• [Your instructions]: Look through the material below. Copy each line that contains the string "Terakhir".

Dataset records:

================================

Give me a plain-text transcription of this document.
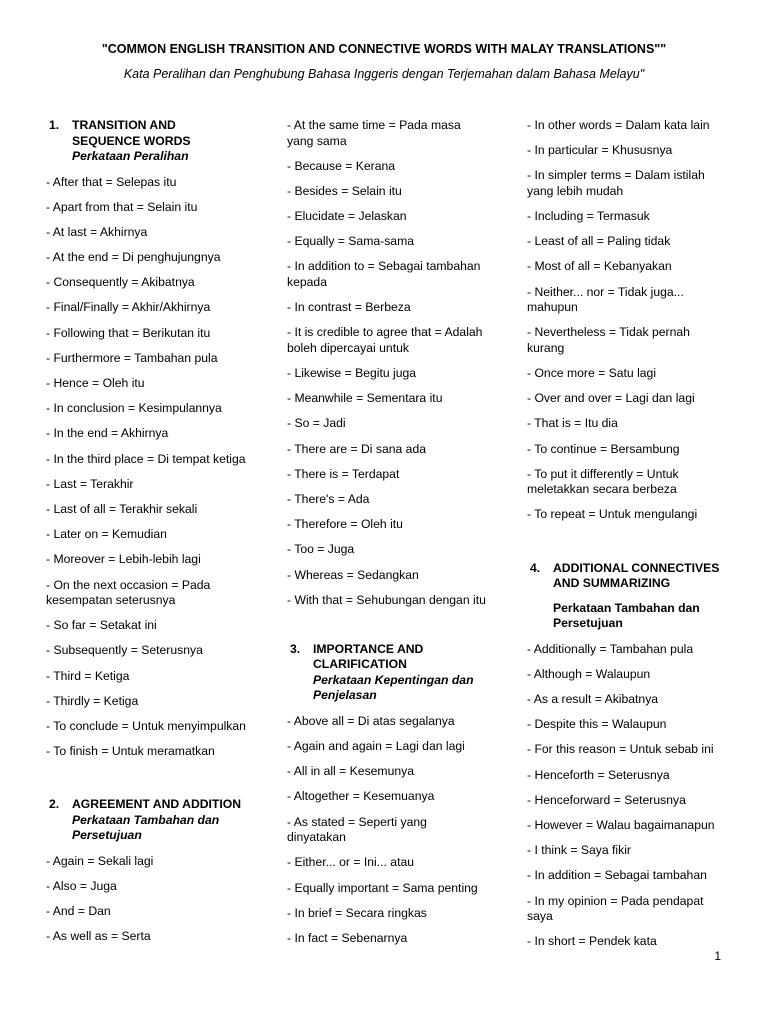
"COMMON ENGLISH TRANSITION AND CONNECTIVE WORDS WITH MALAY TRANSLATIONS""
Kata Peralihan dan Penghubung Bahasa Inggeris dengan Terjemahan dalam Bahasa Melayu"
1. TRANSITION AND SEQUENCE WORDS
Perkataan Peralihan
- After that = Selepas itu
- Apart from that = Selain itu
- At last = Akhirnya
- At the end = Di penghujungnya
- Consequently = Akibatnya
- Final/Finally = Akhir/Akhirnya
- Following that = Berikutan itu
- Furthermore = Tambahan pula
- Hence = Oleh itu
- In conclusion = Kesimpulannya
- In the end = Akhirnya
- In the third place = Di tempat ketiga
- Last = Terakhir
- Last of all = Terakhir sekali
- Later on = Kemudian
- Moreover = Lebih-lebih lagi
- On the next occasion = Pada kesempatan seterusnya
- So far = Setakat ini
- Subsequently = Seterusnya
- Third = Ketiga
- Thirdly = Ketiga
- To conclude = Untuk menyimpulkan
- To finish = Untuk meramatkan
2. AGREEMENT AND ADDITION
Perkataan Tambahan dan Persetujuan
- Again = Sekali lagi
- Also = Juga
- And = Dan
- As well as = Serta
- At the same time = Pada masa yang sama
- Because = Kerana
- Besides = Selain itu
- Elucidate = Jelaskan
- Equally = Sama-sama
- In addition to = Sebagai tambahan kepada
- In contrast = Berbeza
- It is credible to agree that = Adalah boleh dipercayai untuk
- Likewise = Begitu juga
- Meanwhile = Sementara itu
- So = Jadi
- There are = Di sana ada
- There is = Terdapat
- There's = Ada
- Therefore = Oleh itu
- Too = Juga
- Whereas = Sedangkan
- With that = Sehubungan dengan itu
3. IMPORTANCE AND CLARIFICATION
Perkataan Kepentingan dan Penjelasan
- Above all = Di atas segalanya
- Again and again = Lagi dan lagi
- All in all = Kesemunya
- Altogether = Kesemuanya
- As stated = Seperti yang dinyatakan
- Either... or = Ini... atau
- Equally important = Sama penting
- In brief = Secara ringkas
- In fact = Sebenarnya
- In other words = Dalam kata lain
- In particular = Khususnya
- In simpler terms = Dalam istilah yang lebih mudah
- Including = Termasuk
- Least of all = Paling tidak
- Most of all = Kebanyakan
- Neither... nor = Tidak juga... mahupun
- Nevertheless = Tidak pernah kurang
- Once more = Satu lagi
- Over and over = Lagi dan lagi
- That is = Itu dia
- To continue = Bersambung
- To put it differently = Untuk meletakkan secara berbeza
- To repeat = Untuk mengulangi
4. ADDITIONAL CONNECTIVES AND SUMMARIZING
Perkataan Tambahan dan Persetujuan
- Additionally = Tambahan pula
- Although = Walaupun
- As a result = Akibatnya
- Despite this = Walaupun
- For this reason = Untuk sebab ini
- Henceforth = Seterusnya
- Henceforward = Seterusnya
- However = Walau bagaimanapun
- I think = Saya fikir
- In addition = Sebagai tambahan
- In my opinion = Pada pendapat saya
- In short = Pendek kata
1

================================

• [Answer to this task]:
- Last = Terakhir
- Last of all = Terakhir sekali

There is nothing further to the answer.